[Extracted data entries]

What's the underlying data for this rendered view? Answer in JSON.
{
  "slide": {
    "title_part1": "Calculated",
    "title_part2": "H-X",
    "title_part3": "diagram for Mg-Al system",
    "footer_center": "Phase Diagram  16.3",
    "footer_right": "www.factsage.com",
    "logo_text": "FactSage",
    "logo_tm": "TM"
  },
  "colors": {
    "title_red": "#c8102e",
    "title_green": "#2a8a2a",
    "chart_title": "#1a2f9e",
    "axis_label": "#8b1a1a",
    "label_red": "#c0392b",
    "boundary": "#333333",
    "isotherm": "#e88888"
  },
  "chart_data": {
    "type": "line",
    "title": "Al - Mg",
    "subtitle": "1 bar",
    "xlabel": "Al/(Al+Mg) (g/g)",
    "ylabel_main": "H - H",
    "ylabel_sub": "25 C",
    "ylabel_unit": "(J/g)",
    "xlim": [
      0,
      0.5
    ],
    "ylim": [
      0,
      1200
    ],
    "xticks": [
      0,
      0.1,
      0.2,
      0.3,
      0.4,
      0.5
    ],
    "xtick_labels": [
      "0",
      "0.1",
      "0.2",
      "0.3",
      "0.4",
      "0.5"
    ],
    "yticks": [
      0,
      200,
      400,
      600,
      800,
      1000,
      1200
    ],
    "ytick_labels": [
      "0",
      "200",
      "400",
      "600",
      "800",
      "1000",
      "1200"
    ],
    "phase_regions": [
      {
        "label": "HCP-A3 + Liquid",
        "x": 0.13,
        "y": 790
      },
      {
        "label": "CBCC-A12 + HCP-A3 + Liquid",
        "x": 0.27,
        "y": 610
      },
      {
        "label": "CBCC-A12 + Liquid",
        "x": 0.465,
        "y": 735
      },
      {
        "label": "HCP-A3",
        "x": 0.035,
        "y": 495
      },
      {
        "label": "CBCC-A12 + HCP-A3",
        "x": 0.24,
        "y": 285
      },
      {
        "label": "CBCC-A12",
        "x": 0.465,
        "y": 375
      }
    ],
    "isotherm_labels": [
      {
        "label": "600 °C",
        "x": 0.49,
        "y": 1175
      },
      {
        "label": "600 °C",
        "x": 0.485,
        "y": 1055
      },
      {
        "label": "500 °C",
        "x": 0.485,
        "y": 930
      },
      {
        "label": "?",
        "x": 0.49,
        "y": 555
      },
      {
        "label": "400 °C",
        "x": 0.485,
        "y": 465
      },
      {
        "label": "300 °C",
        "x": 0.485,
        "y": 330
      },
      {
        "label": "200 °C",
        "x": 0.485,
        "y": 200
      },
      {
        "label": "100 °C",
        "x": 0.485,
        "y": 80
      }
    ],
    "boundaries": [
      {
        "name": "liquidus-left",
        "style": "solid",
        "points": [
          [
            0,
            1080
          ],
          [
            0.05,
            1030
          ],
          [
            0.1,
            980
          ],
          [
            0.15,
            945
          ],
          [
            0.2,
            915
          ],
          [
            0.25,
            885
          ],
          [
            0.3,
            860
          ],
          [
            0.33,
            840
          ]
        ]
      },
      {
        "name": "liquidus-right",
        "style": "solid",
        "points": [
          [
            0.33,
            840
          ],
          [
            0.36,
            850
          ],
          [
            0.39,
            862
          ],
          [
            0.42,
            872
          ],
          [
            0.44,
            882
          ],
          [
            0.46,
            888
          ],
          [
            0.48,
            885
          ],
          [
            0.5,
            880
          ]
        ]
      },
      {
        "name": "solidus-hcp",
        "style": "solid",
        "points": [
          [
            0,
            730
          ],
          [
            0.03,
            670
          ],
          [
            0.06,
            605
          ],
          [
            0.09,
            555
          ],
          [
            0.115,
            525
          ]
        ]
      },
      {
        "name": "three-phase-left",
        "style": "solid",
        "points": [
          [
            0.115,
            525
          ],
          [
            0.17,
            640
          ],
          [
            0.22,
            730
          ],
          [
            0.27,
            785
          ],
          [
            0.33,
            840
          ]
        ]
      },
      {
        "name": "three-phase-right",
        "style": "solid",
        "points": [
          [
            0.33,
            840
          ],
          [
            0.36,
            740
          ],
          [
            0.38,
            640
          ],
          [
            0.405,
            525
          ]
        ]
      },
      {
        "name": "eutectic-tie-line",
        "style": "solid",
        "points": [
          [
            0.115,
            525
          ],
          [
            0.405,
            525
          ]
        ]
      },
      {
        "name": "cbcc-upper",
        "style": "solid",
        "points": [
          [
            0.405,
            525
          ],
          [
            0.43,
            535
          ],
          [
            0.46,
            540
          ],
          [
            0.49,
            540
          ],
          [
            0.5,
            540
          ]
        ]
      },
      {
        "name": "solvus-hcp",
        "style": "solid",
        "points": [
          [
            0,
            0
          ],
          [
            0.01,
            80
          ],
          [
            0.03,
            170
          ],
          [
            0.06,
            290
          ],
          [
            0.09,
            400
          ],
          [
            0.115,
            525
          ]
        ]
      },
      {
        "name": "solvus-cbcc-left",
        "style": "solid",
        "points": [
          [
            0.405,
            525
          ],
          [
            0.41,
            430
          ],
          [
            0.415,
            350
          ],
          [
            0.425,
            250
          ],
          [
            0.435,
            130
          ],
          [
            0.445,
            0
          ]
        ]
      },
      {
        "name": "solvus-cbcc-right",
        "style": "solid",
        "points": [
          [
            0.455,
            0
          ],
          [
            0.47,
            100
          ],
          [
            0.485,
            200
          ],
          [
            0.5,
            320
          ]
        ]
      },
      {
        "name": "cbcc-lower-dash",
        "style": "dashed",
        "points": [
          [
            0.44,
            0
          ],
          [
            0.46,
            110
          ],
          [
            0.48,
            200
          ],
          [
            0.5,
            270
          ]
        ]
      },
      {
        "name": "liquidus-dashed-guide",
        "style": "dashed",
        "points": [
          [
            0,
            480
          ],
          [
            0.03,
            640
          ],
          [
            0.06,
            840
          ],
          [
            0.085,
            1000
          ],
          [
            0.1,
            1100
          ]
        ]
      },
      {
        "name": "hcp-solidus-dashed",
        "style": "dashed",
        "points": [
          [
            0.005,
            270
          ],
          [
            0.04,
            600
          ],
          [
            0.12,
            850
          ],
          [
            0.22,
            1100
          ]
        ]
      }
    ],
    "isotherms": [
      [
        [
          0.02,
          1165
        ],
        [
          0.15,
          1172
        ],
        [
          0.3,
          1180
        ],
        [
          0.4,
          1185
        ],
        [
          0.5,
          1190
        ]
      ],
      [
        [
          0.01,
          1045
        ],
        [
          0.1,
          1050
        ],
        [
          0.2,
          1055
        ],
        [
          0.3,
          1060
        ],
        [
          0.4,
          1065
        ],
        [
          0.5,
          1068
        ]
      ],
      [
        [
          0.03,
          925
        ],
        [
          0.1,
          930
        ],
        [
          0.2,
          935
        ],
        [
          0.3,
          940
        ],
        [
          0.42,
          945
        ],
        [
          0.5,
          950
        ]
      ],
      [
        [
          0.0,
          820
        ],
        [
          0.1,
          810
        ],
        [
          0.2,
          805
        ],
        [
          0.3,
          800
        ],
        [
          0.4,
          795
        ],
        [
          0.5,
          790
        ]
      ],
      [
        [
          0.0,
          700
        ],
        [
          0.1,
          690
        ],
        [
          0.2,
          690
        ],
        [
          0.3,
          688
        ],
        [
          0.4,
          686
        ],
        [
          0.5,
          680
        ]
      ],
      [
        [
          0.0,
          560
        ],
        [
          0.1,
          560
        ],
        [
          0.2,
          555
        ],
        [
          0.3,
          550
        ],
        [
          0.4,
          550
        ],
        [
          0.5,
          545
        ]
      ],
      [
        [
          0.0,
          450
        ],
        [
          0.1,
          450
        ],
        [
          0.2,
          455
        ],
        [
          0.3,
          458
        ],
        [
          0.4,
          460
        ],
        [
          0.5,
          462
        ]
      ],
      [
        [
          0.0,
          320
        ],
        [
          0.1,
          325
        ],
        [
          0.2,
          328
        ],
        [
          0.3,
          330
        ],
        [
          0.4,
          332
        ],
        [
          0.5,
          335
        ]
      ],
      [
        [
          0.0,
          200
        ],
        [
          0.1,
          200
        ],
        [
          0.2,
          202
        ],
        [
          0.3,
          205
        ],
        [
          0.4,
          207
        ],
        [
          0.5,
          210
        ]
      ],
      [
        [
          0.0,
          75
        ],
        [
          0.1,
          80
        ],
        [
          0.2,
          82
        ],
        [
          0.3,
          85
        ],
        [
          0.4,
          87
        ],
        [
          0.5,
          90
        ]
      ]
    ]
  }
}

What to work on:
Each line in the entries above that includes the string "solvus" should be extracted.

Solution for this task:
        "name": "solvus-hcp",
        "name": "solvus-cbcc-left",
        "name": "solvus-cbcc-right",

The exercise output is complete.